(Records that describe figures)
========================================
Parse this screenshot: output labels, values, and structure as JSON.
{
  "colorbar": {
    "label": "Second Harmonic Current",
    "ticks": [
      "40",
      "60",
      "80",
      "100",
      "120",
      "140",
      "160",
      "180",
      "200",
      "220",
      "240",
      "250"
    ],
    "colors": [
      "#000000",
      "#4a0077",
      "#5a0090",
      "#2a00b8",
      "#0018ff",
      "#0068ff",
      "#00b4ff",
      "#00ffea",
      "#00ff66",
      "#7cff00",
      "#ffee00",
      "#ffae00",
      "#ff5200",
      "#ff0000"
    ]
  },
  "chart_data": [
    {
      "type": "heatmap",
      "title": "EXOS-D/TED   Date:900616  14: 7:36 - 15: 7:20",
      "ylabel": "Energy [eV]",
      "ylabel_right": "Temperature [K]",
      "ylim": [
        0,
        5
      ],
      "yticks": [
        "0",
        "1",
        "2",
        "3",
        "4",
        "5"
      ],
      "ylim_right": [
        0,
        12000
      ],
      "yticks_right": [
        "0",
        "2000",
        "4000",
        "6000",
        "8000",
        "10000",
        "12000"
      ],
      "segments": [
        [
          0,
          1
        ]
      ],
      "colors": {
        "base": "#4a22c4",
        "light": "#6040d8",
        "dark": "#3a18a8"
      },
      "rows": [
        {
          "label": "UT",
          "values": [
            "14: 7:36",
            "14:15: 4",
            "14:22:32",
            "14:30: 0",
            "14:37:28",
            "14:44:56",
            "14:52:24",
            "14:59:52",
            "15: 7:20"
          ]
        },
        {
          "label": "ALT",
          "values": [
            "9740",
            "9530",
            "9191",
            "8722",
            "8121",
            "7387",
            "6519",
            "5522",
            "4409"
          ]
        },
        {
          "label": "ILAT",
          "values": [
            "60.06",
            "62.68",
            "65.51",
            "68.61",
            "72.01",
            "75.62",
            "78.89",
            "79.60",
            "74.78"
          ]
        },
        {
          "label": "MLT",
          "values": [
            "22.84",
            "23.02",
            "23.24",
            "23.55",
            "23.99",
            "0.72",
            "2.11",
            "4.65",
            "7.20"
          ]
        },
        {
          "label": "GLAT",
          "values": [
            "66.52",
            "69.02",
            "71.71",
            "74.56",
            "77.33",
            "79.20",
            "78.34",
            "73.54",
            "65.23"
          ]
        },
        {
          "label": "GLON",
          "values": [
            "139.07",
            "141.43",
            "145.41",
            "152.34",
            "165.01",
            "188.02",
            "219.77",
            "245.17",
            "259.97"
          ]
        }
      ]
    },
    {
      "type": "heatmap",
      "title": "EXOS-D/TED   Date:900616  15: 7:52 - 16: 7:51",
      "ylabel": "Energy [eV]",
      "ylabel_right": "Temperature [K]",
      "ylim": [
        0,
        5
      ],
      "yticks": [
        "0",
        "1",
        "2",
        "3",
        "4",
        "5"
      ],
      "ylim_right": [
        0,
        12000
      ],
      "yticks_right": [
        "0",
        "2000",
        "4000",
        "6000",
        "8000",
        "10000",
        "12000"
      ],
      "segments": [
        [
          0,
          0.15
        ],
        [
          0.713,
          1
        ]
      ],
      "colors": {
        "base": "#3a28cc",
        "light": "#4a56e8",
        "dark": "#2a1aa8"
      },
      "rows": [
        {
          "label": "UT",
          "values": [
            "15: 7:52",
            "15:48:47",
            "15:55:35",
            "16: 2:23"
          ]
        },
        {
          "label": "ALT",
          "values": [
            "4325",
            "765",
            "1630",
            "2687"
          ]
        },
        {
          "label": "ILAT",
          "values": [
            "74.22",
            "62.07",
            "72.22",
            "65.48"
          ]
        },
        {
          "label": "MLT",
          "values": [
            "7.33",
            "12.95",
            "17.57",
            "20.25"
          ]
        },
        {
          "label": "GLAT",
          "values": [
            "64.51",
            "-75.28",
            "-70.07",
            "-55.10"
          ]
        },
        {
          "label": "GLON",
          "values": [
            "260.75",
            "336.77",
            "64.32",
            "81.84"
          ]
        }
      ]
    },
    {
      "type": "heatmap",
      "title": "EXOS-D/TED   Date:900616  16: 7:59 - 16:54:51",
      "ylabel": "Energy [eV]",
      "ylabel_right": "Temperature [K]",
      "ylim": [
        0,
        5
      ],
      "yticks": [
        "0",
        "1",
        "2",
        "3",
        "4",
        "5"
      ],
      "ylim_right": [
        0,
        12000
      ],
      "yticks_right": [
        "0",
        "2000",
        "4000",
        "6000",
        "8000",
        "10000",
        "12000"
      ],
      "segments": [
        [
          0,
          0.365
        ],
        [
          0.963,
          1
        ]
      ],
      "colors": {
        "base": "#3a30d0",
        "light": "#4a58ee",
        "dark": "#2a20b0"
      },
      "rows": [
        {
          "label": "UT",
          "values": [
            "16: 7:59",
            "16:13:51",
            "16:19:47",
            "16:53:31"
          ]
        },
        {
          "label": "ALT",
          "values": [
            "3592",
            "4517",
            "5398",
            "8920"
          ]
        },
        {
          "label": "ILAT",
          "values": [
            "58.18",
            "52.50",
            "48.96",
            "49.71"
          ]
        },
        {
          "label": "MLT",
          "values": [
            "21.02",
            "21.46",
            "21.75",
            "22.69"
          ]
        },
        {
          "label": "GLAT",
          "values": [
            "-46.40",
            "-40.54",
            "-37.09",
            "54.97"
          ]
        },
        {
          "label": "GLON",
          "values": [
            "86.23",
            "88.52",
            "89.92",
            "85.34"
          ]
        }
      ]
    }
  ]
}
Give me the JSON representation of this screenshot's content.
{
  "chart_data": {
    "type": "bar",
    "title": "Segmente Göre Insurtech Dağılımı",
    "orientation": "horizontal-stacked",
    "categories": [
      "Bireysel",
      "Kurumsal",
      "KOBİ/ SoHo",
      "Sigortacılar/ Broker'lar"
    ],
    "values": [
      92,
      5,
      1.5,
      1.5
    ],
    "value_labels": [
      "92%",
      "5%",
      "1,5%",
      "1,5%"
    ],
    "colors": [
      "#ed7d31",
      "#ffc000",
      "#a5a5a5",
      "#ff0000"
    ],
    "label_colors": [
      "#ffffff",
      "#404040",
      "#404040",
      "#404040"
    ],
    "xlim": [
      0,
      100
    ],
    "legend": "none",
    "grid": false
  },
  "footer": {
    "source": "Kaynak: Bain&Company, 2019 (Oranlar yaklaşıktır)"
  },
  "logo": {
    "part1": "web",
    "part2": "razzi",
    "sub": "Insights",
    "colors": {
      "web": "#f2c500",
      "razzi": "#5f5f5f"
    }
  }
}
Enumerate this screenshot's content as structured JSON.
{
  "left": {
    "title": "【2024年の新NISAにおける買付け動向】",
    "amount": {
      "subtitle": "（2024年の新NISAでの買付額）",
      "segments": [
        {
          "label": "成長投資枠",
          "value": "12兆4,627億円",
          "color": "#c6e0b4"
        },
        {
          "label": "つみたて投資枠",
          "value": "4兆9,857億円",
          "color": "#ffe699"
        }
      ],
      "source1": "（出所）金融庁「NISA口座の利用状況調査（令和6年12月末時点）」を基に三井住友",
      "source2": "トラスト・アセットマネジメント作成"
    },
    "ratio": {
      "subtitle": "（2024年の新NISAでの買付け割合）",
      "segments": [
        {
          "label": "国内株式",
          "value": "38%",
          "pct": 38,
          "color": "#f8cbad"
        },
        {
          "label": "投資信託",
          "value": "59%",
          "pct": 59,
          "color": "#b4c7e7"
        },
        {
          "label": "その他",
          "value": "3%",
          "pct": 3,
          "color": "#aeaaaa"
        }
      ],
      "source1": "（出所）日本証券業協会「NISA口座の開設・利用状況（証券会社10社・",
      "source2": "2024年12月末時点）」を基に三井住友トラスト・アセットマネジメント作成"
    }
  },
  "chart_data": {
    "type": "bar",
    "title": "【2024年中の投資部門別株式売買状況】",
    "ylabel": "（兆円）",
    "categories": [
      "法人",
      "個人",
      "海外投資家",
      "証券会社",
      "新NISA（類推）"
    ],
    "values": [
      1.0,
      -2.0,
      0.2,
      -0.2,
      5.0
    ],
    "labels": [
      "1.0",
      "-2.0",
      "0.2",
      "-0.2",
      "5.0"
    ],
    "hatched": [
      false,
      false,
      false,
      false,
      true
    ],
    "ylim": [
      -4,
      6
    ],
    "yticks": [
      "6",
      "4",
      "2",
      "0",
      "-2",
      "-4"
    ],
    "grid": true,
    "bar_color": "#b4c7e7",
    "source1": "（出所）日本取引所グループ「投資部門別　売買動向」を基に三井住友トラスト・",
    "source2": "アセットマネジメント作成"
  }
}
========================================
• **Set problem**
Using the records above, select and copy every line that has the word "content".

• **Complete answer**
Give me the JSON representation of this screenshot's content.
Enumerate this screenshot's content as structured JSON.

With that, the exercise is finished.